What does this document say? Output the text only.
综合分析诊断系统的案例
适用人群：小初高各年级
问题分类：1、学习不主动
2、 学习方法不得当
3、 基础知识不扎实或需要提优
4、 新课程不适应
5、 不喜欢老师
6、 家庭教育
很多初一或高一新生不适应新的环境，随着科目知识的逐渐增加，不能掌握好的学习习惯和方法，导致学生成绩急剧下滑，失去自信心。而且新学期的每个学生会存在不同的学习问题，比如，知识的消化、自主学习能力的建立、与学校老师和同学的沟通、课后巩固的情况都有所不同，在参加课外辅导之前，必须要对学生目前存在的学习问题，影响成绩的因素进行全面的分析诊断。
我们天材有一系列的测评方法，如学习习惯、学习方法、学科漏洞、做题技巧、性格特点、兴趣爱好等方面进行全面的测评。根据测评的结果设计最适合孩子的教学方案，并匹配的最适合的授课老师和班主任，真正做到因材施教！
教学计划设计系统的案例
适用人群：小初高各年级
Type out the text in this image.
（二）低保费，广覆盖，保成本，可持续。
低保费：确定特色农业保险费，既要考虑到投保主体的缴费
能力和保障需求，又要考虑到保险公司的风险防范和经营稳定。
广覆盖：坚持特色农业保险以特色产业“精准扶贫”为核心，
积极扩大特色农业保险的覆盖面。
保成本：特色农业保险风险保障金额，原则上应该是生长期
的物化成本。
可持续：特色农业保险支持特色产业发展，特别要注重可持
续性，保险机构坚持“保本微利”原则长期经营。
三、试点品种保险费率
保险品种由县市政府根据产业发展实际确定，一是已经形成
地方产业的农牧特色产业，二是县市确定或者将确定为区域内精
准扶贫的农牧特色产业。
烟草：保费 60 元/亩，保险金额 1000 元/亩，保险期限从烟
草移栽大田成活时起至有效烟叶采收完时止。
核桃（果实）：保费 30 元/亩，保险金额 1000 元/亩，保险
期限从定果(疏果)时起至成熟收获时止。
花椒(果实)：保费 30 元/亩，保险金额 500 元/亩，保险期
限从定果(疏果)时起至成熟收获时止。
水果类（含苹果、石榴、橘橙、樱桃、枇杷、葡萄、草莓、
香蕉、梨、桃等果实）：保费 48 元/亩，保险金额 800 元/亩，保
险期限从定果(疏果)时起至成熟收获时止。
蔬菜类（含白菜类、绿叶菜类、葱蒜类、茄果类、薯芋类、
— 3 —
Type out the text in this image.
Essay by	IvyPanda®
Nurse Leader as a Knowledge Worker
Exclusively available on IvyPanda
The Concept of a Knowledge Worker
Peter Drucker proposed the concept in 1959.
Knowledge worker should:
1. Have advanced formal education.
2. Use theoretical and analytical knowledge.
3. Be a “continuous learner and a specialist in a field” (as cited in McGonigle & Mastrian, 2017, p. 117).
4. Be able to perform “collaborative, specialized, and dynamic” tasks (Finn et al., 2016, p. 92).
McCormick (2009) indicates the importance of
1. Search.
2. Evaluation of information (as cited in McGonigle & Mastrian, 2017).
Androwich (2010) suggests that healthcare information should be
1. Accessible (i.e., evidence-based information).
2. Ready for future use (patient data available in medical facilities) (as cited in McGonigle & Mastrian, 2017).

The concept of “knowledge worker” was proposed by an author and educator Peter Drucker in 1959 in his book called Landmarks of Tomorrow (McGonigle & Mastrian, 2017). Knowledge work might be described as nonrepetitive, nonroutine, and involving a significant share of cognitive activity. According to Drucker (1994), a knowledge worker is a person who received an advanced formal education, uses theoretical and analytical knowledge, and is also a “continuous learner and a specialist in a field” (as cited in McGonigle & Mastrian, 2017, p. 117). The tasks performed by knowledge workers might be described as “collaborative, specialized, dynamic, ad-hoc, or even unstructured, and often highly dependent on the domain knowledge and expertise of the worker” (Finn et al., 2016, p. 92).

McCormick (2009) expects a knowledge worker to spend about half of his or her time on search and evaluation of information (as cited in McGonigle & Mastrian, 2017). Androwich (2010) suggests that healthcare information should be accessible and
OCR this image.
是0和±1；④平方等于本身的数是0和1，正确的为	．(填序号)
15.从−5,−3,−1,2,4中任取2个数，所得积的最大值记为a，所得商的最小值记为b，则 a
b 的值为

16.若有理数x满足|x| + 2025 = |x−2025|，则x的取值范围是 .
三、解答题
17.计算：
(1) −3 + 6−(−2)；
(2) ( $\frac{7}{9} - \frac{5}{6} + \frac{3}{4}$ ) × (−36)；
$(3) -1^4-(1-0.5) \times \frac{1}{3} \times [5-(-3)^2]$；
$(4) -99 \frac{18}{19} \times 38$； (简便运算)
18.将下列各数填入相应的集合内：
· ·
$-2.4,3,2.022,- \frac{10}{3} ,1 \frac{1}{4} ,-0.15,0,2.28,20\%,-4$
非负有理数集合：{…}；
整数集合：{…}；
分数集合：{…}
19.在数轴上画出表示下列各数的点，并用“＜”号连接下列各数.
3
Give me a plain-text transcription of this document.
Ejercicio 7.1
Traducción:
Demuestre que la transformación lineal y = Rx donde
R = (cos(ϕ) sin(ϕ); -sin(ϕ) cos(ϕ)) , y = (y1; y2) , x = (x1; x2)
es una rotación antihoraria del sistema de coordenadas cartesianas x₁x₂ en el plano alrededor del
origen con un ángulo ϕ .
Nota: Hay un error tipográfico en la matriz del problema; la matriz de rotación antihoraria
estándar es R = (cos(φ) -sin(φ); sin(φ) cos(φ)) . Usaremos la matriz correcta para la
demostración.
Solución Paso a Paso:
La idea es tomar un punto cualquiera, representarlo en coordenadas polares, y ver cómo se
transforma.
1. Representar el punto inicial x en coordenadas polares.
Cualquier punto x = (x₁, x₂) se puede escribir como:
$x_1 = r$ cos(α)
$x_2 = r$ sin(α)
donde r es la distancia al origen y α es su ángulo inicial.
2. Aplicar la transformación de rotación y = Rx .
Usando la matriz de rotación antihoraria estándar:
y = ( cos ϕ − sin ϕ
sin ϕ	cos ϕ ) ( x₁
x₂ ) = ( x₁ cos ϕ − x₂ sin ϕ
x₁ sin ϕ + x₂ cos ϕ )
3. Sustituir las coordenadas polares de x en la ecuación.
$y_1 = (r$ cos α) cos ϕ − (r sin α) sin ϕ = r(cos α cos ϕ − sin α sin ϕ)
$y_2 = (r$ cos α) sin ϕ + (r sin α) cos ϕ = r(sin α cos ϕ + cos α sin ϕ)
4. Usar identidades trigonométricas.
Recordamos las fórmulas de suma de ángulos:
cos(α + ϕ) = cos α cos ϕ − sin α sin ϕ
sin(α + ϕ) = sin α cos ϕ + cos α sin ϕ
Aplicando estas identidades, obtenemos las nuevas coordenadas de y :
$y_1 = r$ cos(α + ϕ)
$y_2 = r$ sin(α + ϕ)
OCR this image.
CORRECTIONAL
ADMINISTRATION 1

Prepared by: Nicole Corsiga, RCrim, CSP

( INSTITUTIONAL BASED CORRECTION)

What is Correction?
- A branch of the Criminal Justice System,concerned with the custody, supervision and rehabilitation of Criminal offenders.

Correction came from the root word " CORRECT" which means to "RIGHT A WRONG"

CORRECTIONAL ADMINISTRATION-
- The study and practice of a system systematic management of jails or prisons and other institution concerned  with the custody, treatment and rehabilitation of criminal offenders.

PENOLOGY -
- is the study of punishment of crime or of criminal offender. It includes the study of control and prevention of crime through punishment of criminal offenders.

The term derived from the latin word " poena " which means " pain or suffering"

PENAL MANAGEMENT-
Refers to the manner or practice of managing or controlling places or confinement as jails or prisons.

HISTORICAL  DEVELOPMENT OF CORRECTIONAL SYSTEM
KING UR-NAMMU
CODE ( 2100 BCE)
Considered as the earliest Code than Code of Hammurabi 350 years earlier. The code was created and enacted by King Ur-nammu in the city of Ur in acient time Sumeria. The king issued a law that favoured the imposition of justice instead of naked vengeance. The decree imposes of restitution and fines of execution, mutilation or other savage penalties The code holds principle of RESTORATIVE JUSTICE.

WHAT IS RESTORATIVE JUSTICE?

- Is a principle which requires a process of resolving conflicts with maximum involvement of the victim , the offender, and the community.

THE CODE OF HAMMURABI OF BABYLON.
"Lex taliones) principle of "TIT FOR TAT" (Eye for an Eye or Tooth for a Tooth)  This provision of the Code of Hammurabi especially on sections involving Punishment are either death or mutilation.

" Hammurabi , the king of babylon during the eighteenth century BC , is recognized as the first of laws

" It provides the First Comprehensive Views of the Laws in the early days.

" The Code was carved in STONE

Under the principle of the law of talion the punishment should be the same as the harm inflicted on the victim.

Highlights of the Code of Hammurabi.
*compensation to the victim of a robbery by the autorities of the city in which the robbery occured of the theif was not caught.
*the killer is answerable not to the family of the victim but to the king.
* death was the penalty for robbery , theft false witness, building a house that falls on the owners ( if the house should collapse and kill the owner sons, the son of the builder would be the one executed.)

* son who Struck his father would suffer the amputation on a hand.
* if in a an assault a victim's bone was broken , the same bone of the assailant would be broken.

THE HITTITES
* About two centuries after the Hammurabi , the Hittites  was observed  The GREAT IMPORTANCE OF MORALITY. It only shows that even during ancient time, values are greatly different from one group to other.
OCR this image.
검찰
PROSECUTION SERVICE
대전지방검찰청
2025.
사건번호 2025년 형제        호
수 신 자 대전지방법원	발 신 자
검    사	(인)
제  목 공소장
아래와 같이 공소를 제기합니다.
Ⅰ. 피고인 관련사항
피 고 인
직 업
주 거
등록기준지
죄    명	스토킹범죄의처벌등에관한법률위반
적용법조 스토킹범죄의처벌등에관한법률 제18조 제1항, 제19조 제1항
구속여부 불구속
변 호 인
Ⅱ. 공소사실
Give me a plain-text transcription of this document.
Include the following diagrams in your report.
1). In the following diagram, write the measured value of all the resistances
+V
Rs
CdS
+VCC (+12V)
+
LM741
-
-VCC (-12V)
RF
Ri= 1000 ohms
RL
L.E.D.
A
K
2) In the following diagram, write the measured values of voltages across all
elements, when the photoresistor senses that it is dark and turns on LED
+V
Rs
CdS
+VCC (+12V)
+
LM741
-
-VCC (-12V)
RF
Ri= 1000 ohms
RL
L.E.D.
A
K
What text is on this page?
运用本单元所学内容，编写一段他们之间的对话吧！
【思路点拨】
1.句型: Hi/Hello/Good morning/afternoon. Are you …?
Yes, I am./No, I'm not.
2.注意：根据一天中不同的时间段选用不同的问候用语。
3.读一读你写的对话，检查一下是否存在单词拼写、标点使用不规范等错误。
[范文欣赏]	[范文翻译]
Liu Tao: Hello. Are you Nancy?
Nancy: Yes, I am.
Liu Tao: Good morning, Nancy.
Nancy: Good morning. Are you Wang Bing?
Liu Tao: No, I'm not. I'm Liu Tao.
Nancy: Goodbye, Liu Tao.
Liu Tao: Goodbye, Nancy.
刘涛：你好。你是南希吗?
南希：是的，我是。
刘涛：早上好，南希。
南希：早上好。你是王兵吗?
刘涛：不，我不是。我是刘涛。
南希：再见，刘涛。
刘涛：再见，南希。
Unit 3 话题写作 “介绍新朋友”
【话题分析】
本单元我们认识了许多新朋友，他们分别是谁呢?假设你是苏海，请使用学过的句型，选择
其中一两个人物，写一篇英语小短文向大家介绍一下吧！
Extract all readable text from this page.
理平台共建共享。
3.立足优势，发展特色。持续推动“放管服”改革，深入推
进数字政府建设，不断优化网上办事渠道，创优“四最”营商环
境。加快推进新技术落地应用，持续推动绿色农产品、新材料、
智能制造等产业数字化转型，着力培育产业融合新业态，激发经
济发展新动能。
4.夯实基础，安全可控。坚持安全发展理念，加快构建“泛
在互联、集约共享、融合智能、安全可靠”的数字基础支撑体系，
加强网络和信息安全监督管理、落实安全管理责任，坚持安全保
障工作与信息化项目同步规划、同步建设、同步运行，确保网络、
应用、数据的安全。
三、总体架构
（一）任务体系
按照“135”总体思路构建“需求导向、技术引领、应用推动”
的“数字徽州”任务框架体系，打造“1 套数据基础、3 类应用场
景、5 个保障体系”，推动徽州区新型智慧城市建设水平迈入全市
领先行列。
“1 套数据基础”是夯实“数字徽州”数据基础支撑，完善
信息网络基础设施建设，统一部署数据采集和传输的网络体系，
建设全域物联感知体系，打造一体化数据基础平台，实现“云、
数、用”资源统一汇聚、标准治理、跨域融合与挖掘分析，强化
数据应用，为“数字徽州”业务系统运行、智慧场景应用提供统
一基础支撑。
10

○ ○ ○ ○

§ Written task: Pick out the lines that have the word "coordenadas". Copy them all.

§ Result for this task:
es una rotación antihoraria del sistema de coordenadas cartesianas x₁x₂ en el plano alrededor del
La idea es tomar un punto cualquiera, representarlo en coordenadas polares, y ver cómo se
1. Representar el punto inicial x en coordenadas polares.
3. Sustituir las coordenadas polares de x en la ecuación.
Aplicando estas identidades, obtenemos las nuevas coordenadas de y :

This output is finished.